[Your goal]: Count every line where "快捷方式" shows up, and give that number only.

"""

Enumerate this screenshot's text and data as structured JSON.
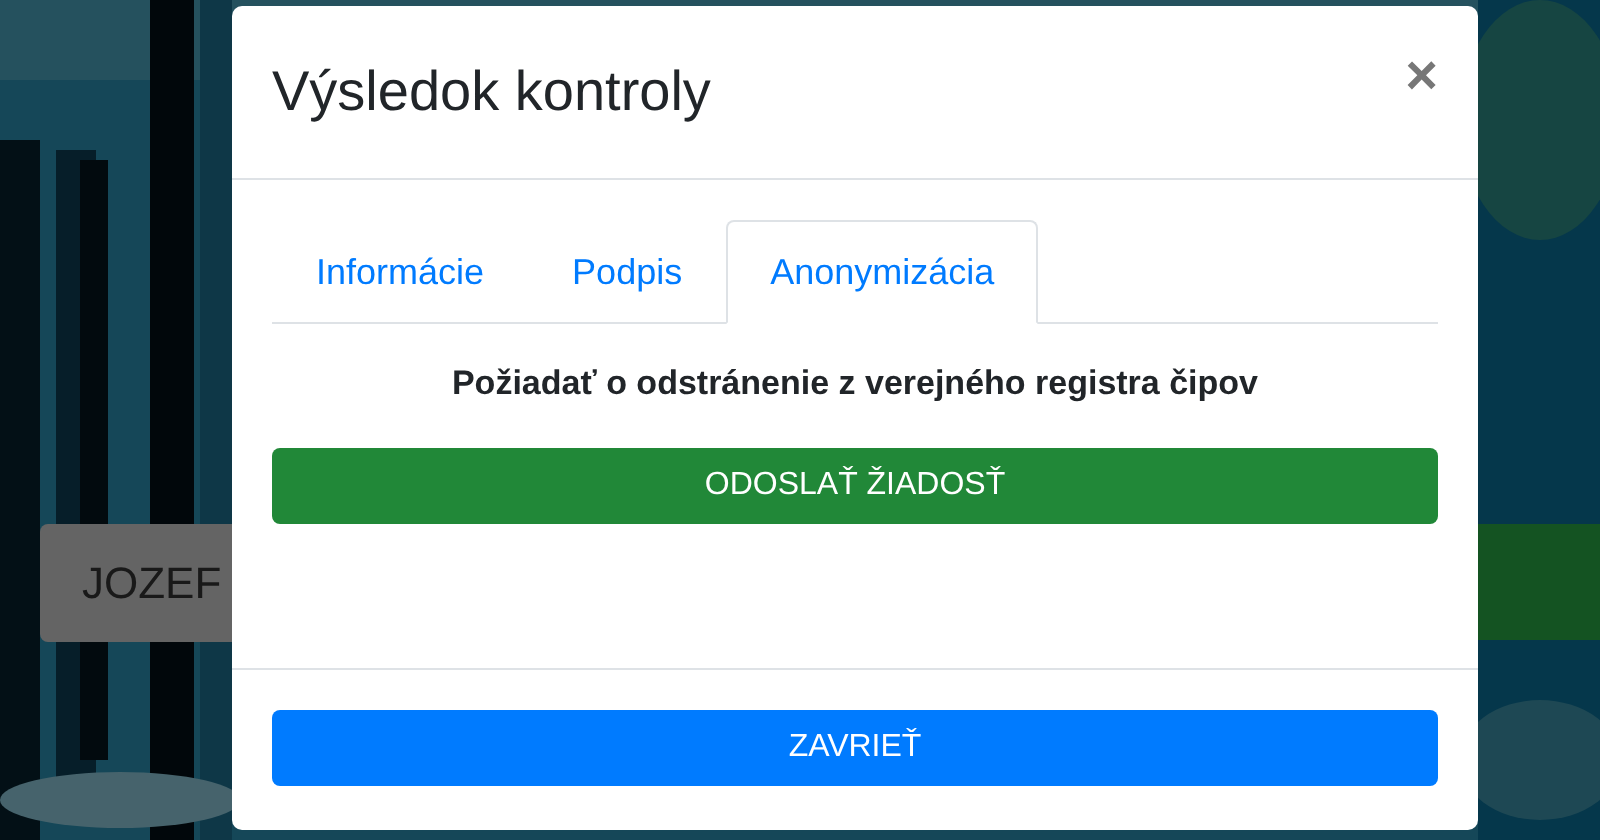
{
  "name_button": {
    "label": "JOZEF"
  },
  "modal": {
    "title": "Výsledok kontroly",
    "close_icon": "×",
    "tabs": [
      {
        "label": "Informácie",
        "selected": false
      },
      {
        "label": "Podpis",
        "selected": false
      },
      {
        "label": "Anonymizácia",
        "selected": true
      }
    ],
    "heading": "Požiadať o odstránenie z verejného registra čipov",
    "submit_button": "ODOSLAŤ ŽIADOSŤ",
    "close_button": "ZAVRIEŤ"
  }
}
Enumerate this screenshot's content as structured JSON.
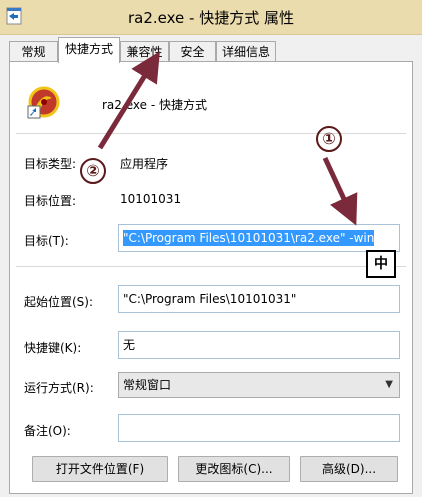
{
  "window": {
    "title": "ra2.exe - 快捷方式 属性"
  },
  "tabs": [
    {
      "label": "常规"
    },
    {
      "label": "快捷方式",
      "active": true
    },
    {
      "label": "兼容性"
    },
    {
      "label": "安全"
    },
    {
      "label": "详细信息"
    }
  ],
  "header": {
    "name": "ra2.exe - 快捷方式"
  },
  "info": {
    "target_type_label": "目标类型:",
    "target_type_value": "应用程序",
    "target_location_label": "目标位置:",
    "target_location_value": "10101031"
  },
  "target": {
    "label": "目标(T):",
    "value_selected": "\"C:\\Program Files\\10101031\\ra2.exe\" -win"
  },
  "ime_indicator": "中",
  "start_in": {
    "label": "起始位置(S):",
    "value": "\"C:\\Program Files\\10101031\""
  },
  "shortcut_key": {
    "label": "快捷键(K):",
    "value": "无"
  },
  "run": {
    "label": "运行方式(R):",
    "value": "常规窗口"
  },
  "comment": {
    "label": "备注(O):",
    "value": ""
  },
  "buttons": {
    "open_location": "打开文件位置(F)",
    "change_icon": "更改图标(C)...",
    "advanced": "高级(D)..."
  },
  "annotations": {
    "marker_1": "①",
    "marker_2": "②"
  },
  "colors": {
    "titlebar": "#ebdcae",
    "selection": "#3399ff",
    "arrow": "#7a2a3a"
  }
}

"""

[Exercise solution]: 3